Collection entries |
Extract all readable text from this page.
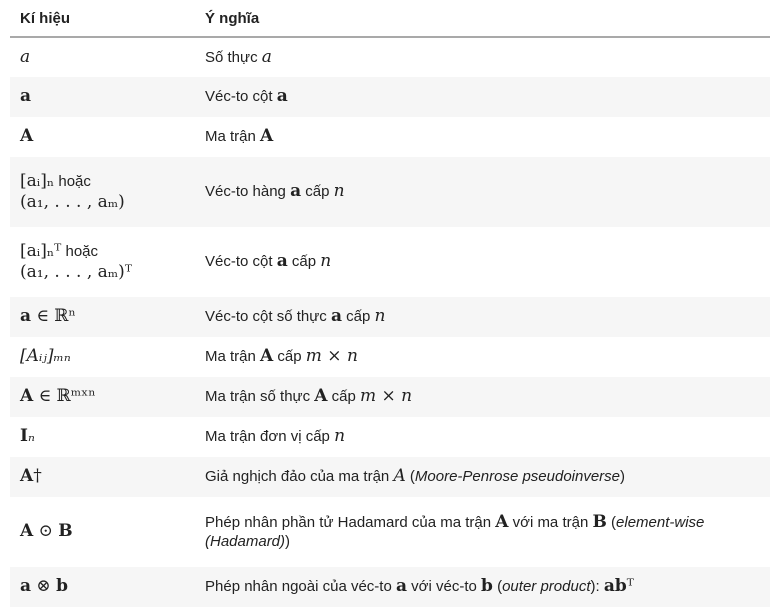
Kí hiệu	Ý nghĩa
a	Số thực a
a	Véc-to cột a
A	Ma trận A

[aᵢ]ₙ hoặc
(a₁, . . . , aₘ)	Véc-to hàng a cấp n

[aᵢ]ₙᵀ hoặc
(a₁, . . . , aₘ)ᵀ	Véc-to cột a cấp n
a ∈ ℝⁿ	Véc-to cột số thực a cấp n
[Aᵢⱼ]ₘₙ	Ma trận A cấp m × n
A ∈ ℝᵐˣⁿ	Ma trận số thực A cấp m × n
Iₙ	Ma trận đơn vị cấp n
A†	Giả nghịch đảo của ma trận A (Moore-Penrose pseudoinverse)
A ⊙ B	Phép nhân phần tử Hadamard của ma trận A với ma trận B (element-wise (Hadamard))
a ⊗ b	Phép nhân ngoài của véc-to a với véc-to b (outer product): abᵀ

Requirements |
Answer with a single number: the count of lines holding the word "trận".

Task solution |
6